Work required: Reproduce verbatim the lines starting at the one containing "x-tick-label: 30% bbox=[938, 7, 982, 32]" and ending at the one containing "year-label: 2023 bbox=[1146, 47, 1208, 78]", both included.

Provided data:
╔══

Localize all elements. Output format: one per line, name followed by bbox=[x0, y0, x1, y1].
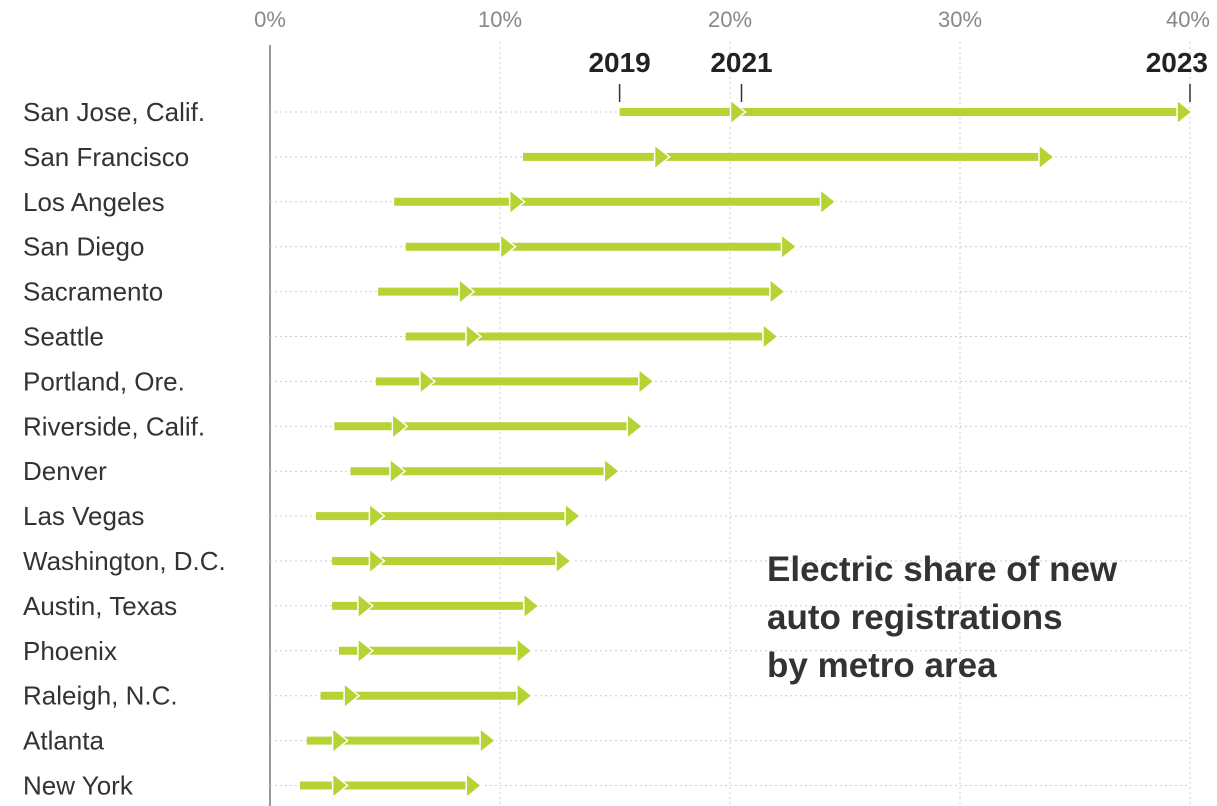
x-tick-label: 30% bbox=[938, 7, 982, 32]
metro-label: Sacramento bbox=[23, 277, 163, 307]
arrow-head-2023 bbox=[780, 233, 798, 261]
chart-title-line-1: Electric share of new bbox=[767, 550, 1118, 589]
arrow-head-2021 bbox=[499, 233, 517, 261]
arrow-head-2021 bbox=[368, 502, 386, 530]
metro-label: Atlanta bbox=[23, 726, 104, 756]
arrow-head-2021 bbox=[331, 727, 349, 755]
metro-arrow bbox=[350, 457, 621, 485]
metro-arrow bbox=[339, 637, 534, 665]
metro-label: San Diego bbox=[23, 232, 144, 262]
metro-label: Denver bbox=[23, 456, 107, 486]
x-axis-ticks: 0% 10% 20% 30% 40% bbox=[254, 7, 1210, 32]
arrow-head-2023 bbox=[479, 727, 497, 755]
x-tick-label: 0% bbox=[254, 7, 286, 32]
metro-label: Washington, D.C. bbox=[23, 546, 226, 576]
metro-label: Austin, Texas bbox=[23, 591, 177, 621]
arrow-head-2021 bbox=[391, 412, 409, 440]
arrow-head-2023 bbox=[564, 502, 582, 530]
metro-label: Raleigh, N.C. bbox=[23, 681, 178, 711]
metro-arrow bbox=[334, 412, 644, 440]
arrow-head-2023 bbox=[1176, 98, 1194, 126]
arrow-head-2023 bbox=[603, 457, 621, 485]
arrow-head-2023 bbox=[819, 188, 837, 216]
metro-label: San Francisco bbox=[23, 142, 189, 172]
arrow-head-2023 bbox=[1038, 143, 1056, 171]
x-tick-label: 10% bbox=[478, 7, 522, 32]
metro-arrow bbox=[405, 322, 780, 351]
x-tick-label: 40% bbox=[1166, 7, 1210, 32]
metro-label: San Jose, Calif. bbox=[23, 97, 205, 127]
metro-arrow bbox=[332, 592, 541, 620]
chart-title-line-3: by metro area bbox=[767, 646, 997, 685]
metro-label: Seattle bbox=[23, 322, 104, 352]
arrows bbox=[299, 98, 1194, 800]
year-annotations: 2019 2021 2023 bbox=[588, 47, 1208, 102]
arrow-head-2023 bbox=[516, 637, 534, 665]
arrow-head-2021 bbox=[331, 771, 349, 800]
metro-arrow bbox=[299, 771, 483, 800]
arrow-head-2023 bbox=[516, 682, 534, 710]
x-tick-label: 20% bbox=[708, 7, 752, 32]
metro-label: Los Angeles bbox=[23, 187, 165, 217]
arrow-head-2023 bbox=[769, 278, 787, 306]
arrow-head-2021 bbox=[343, 682, 361, 710]
arrow-head-2023 bbox=[465, 771, 483, 800]
year-label: 2023 bbox=[1146, 47, 1208, 78]
metro-arrow bbox=[394, 188, 837, 216]
year-label: 2021 bbox=[710, 47, 772, 78]
arrow-head-2023 bbox=[523, 592, 541, 620]
arrow-head-2021 bbox=[357, 592, 375, 620]
metro-label: Phoenix bbox=[23, 636, 117, 666]
metro-arrow bbox=[320, 682, 534, 710]
metro-arrow bbox=[405, 233, 798, 261]
arrow-head-2021 bbox=[465, 322, 483, 351]
arrow-head-2021 bbox=[368, 547, 386, 575]
arrow-head-2021 bbox=[357, 637, 375, 665]
arrow-head-2021 bbox=[389, 457, 407, 485]
year-label: 2019 bbox=[588, 47, 650, 78]
metro-labels: San Jose, Calif. San Francisco Los Angeles… bbox=[23, 97, 226, 801]
metro-label: New York bbox=[23, 771, 134, 801]
arrow-head-2023 bbox=[555, 547, 573, 575]
arrow-head-2021 bbox=[653, 143, 671, 171]
metro-arrow bbox=[332, 547, 573, 575]
metro-arrow bbox=[378, 278, 787, 306]
arrow-head-2023 bbox=[626, 412, 644, 440]
metro-arrow bbox=[375, 367, 656, 395]
arrow-head-2023 bbox=[638, 367, 656, 395]
chart-title-line-2: auto registrations bbox=[767, 598, 1063, 637]
arrow-head-2021 bbox=[458, 278, 476, 306]
arrow-head-2021 bbox=[419, 367, 437, 395]
arrow-head-2023 bbox=[762, 322, 780, 351]
metro-arrow bbox=[306, 727, 497, 755]
metro-label: Riverside, Calif. bbox=[23, 411, 205, 441]
arrow-head-2021 bbox=[729, 98, 747, 126]
metro-arrow bbox=[316, 502, 582, 530]
metro-arrow bbox=[523, 143, 1056, 171]
metro-arrow bbox=[619, 98, 1194, 126]
metro-label: Portland, Ore. bbox=[23, 366, 185, 396]
metro-label: Las Vegas bbox=[23, 501, 144, 531]
chart-title: Electric share of new auto registrations… bbox=[767, 546, 1197, 690]
arrow-head-2021 bbox=[508, 188, 526, 216]
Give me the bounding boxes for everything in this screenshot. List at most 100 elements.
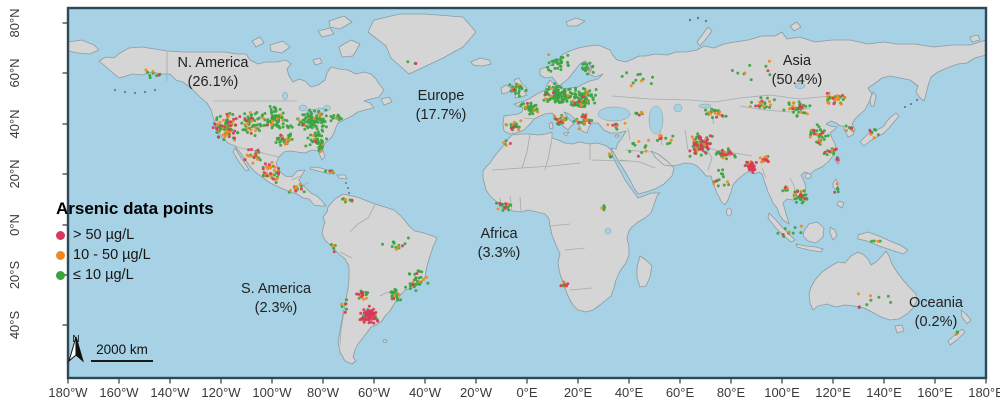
arsenic-point-orange [659,134,663,138]
arsenic-point-red [720,148,724,152]
arsenic-point-green [524,89,528,92]
lon-tick-label: 40°E [615,385,644,400]
arsenic-point-orange [644,149,648,153]
arsenic-point-red [294,189,298,193]
country-borders [166,51,831,346]
arsenic-point-red [714,179,718,183]
arsenic-point-green [254,123,258,127]
arsenic-point-green [231,113,235,116]
arsenic-point-orange [825,95,829,99]
arsenic-point-green [721,175,725,179]
region-name: S. America [240,281,312,298]
legend-dot-green [56,270,65,280]
arsenic-point-red [277,172,281,176]
arsenic-point-green [822,129,826,133]
arsenic-point-green [297,123,301,127]
arsenic-point-orange [826,101,830,104]
arsenic-point-orange [249,128,253,132]
arsenic-point-red [249,131,253,135]
arsenic-point-green [865,303,869,307]
arsenic-point-orange [311,134,315,137]
arsenic-point-green [381,242,384,246]
arsenic-point-green [668,141,672,145]
arsenic-point-green [414,282,418,286]
arsenic-point-red [798,106,801,109]
arsenic-point-green [552,89,556,92]
landmass-iceland [470,57,492,67]
landmass-hainan [804,173,812,179]
arsenic-point-green [393,287,397,291]
arsenic-point-orange [669,138,673,142]
arsenic-point-orange [579,104,583,108]
arsenic-point-red [720,113,724,117]
arsenic-point-green [555,58,559,62]
arsenic-point-green [309,118,313,122]
arsenic-point-red [234,117,238,121]
arsenic-point-green [710,107,714,111]
legend-label-low: ≤ 10 µg/L [73,267,134,283]
arsenic-point-green [250,125,254,129]
arsenic-point-green [501,208,505,212]
arsenic-point-green [581,113,585,117]
arsenic-point-orange [261,116,265,120]
arsenic-point-green [318,145,322,149]
arsenic-point-green [584,69,587,73]
arsenic-point-green [517,94,521,98]
arsenic-point-green [634,78,638,82]
arsenic-point-red [370,309,374,313]
arsenic-point-green [574,88,578,92]
arsenic-point-orange [640,111,644,115]
arsenic-point-green [593,101,597,105]
arsenic-point-orange [760,160,764,164]
arsenic-point-green [559,61,563,65]
arsenic-point-green [408,282,412,286]
arsenic-point-green [561,56,565,59]
arsenic-point-orange [268,166,272,170]
arsenic-point-red [272,177,276,181]
arsenic-point-green [566,53,570,57]
arsenic-point-red [754,104,758,108]
arsenic-point-green [560,97,564,101]
arsenic-point-green [847,126,851,129]
landmass-java [795,243,824,253]
arsenic-point-green [529,106,533,110]
landmass-africa [482,131,661,313]
arsenic-point-orange [245,126,249,130]
arsenic-point-red [243,117,247,121]
arsenic-point-orange [397,293,401,297]
arsenic-point-red [277,167,281,170]
arsenic-point-green [567,88,571,91]
arsenic-point-red [252,155,256,159]
arsenic-point-green [263,112,267,115]
region-label-s-america: S. America (2.3%) [241,280,311,318]
arsenic-point-green [279,143,283,147]
arsenic-point-orange [566,94,570,97]
arsenic-point-green [792,110,795,114]
region-label-asia: Asia (50.4%) [772,52,823,90]
arsenic-point-green [836,190,840,194]
arsenic-point-orange [718,110,722,114]
landmass-wrangel [969,34,981,43]
landmass-sri-lanka [726,207,732,217]
arsenic-point-orange [639,79,643,83]
arsenic-point-green [736,71,740,75]
arsenic-point-green [324,108,328,112]
lon-tick-label: 60°E [666,385,695,400]
arsenic-point-green [268,105,272,108]
arsenic-point-red [583,115,587,119]
arsenic-point-red [577,100,581,104]
arsenic-point-red [363,317,367,320]
arsenic-point-red [367,312,371,316]
arsenic-point-green [345,298,348,302]
arsenic-point-red [302,122,305,126]
legend-title: Arsenic data points [56,199,214,218]
arsenic-point-green [528,112,532,116]
arsenic-point-red [611,123,615,127]
landmass-newfoundland [380,96,393,106]
arsenic-point-green [787,101,791,105]
arsenic-point-orange [285,140,289,144]
arsenic-point-green [408,272,412,276]
arsenic-point-red [234,123,238,127]
arsenic-point-green [620,74,624,78]
lat-tick-label: 40°S [7,311,22,340]
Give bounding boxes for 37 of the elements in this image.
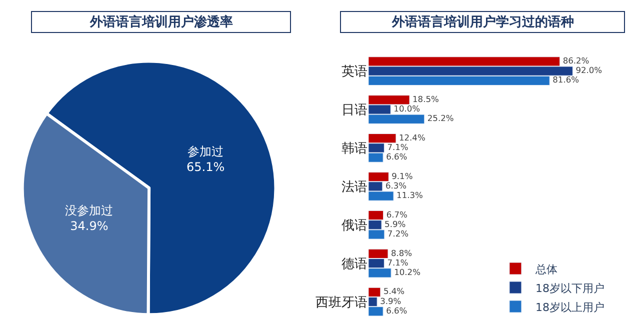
y-tick-label: 英语 <box>341 64 368 80</box>
data-label: 10.2% <box>394 267 421 278</box>
y-tick-label: 法语 <box>341 180 368 195</box>
slice-label: 参加过 <box>188 144 224 159</box>
data-label: 5.9% <box>384 218 406 229</box>
data-label: 18.5% <box>412 94 439 104</box>
data-label: 65.1% <box>186 160 225 174</box>
y-tick-label: 德语 <box>341 256 368 272</box>
data-label: 92.0% <box>576 65 602 76</box>
chart-title: 外语语言培训用户渗透率 <box>88 14 233 30</box>
data-label: 7.1% <box>387 142 408 152</box>
data-label: 12.4% <box>398 132 426 142</box>
data-label: 86.2% <box>562 56 590 66</box>
data-label: 7.2% <box>387 228 409 239</box>
data-label: 81.6% <box>552 74 580 85</box>
chart-title: 外语语言培训用户学习过的语种 <box>391 14 574 30</box>
data-label: 6.6% <box>386 305 408 316</box>
y-tick-label: 俄语 <box>341 218 368 234</box>
data-label: 6.7% <box>386 209 408 220</box>
data-label: 34.9% <box>70 219 108 234</box>
data-label: 5.4% <box>383 286 405 296</box>
legend-label: 18岁以下用户 <box>535 282 604 295</box>
y-tick-label: 日语 <box>341 103 368 118</box>
data-label: 7.1% <box>387 257 408 268</box>
y-tick-label: 西班牙语 <box>315 295 368 310</box>
slice-label: 没参加过 <box>65 203 114 218</box>
data-label: 6.6% <box>386 152 408 162</box>
data-label: 25.2% <box>427 113 454 124</box>
data-label: 10.0% <box>394 104 420 114</box>
data-label: 6.3% <box>385 180 407 190</box>
legend-label: 18岁以上用户 <box>535 300 604 314</box>
data-label: 3.9% <box>380 296 402 306</box>
legend-label: 总体 <box>534 262 558 276</box>
data-label: 11.3% <box>396 190 424 200</box>
y-tick-label: 韩语 <box>341 142 368 157</box>
data-label: 8.8% <box>390 248 412 258</box>
data-label: 9.1% <box>392 170 413 181</box>
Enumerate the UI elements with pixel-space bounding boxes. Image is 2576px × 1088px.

╚══

Task solution:
x-tick-label: 30% bbox=[938, 7, 982, 32]
metro-label: Sacramento bbox=[23, 277, 163, 307]
arrow-head-2023 bbox=[780, 233, 798, 261]
chart-title-line-1: Electric share of new bbox=[767, 550, 1118, 589]
arrow-head-2021 bbox=[499, 233, 517, 261]
arrow-head-2021 bbox=[368, 502, 386, 530]
metro-label: Atlanta bbox=[23, 726, 104, 756]
arrow-head-2021 bbox=[331, 727, 349, 755]
metro-arrow bbox=[350, 457, 621, 485]
metro-arrow bbox=[339, 637, 534, 665]
metro-label: San Diego bbox=[23, 232, 144, 262]
metro-label: Denver bbox=[23, 456, 107, 486]
x-axis-ticks: 0% 10% 20% 30% 40% bbox=[254, 7, 1210, 32]
arrow-head-2023 bbox=[479, 727, 497, 755]
x-tick-label: 0% bbox=[254, 7, 286, 32]
metro-label: Washington, D.C. bbox=[23, 546, 226, 576]
metro-label: Austin, Texas bbox=[23, 591, 177, 621]
arrow-head-2021 bbox=[391, 412, 409, 440]
arrow-head-2023 bbox=[564, 502, 582, 530]
metro-label: Raleigh, N.C. bbox=[23, 681, 178, 711]
metro-arrow bbox=[334, 412, 644, 440]
arrow-head-2023 bbox=[1176, 98, 1194, 126]
arrow-head-2023 bbox=[603, 457, 621, 485]
arrow-head-2023 bbox=[819, 188, 837, 216]
metro-label: San Francisco bbox=[23, 142, 189, 172]
arrow-head-2023 bbox=[1038, 143, 1056, 171]
x-tick-label: 10% bbox=[478, 7, 522, 32]
metro-arrow bbox=[405, 322, 780, 351]
x-tick-label: 40% bbox=[1166, 7, 1210, 32]
metro-label: San Jose, Calif. bbox=[23, 97, 205, 127]
metro-arrow bbox=[332, 592, 541, 620]
chart-title-line-3: by metro area bbox=[767, 646, 997, 685]
metro-label: Seattle bbox=[23, 322, 104, 352]
arrows bbox=[299, 98, 1194, 800]
year-annotations: 2019 2021 2023 bbox=[588, 47, 1208, 102]
arrow-head-2023 bbox=[516, 637, 534, 665]
arrow-head-2021 bbox=[331, 771, 349, 800]
metro-arrow bbox=[299, 771, 483, 800]
arrow-head-2023 bbox=[516, 682, 534, 710]
x-tick-label: 20% bbox=[708, 7, 752, 32]
metro-label: Los Angeles bbox=[23, 187, 165, 217]
arrow-head-2023 bbox=[769, 278, 787, 306]
arrow-head-2021 bbox=[343, 682, 361, 710]
arrow-head-2023 bbox=[465, 771, 483, 800]
year-label: 2023 bbox=[1146, 47, 1208, 78]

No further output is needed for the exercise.